> **Exercise requirements**
Answer with one number: how many lines have "indicator".

--- start of Dataset rows ---

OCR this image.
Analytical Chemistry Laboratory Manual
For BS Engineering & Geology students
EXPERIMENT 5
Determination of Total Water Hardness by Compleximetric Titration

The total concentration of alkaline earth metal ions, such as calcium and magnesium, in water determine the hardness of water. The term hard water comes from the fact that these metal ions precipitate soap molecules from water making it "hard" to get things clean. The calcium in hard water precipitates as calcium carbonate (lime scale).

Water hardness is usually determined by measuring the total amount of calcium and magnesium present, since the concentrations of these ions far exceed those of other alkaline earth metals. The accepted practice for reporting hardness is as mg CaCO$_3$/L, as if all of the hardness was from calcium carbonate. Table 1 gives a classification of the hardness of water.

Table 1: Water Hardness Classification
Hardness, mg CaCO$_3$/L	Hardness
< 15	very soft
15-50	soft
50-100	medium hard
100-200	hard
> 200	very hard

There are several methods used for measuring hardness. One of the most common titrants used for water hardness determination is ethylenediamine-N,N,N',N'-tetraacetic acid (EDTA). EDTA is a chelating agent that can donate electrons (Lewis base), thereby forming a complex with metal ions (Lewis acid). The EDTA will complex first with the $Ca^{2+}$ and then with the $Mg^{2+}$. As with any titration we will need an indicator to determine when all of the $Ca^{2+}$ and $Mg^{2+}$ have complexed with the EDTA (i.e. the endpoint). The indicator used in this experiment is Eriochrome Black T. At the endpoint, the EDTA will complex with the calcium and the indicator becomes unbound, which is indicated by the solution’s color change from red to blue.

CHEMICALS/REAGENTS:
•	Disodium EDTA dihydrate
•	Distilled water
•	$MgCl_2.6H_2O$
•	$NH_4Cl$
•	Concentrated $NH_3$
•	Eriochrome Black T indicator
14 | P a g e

--- end of Dataset rows ---

> **Written solution**
2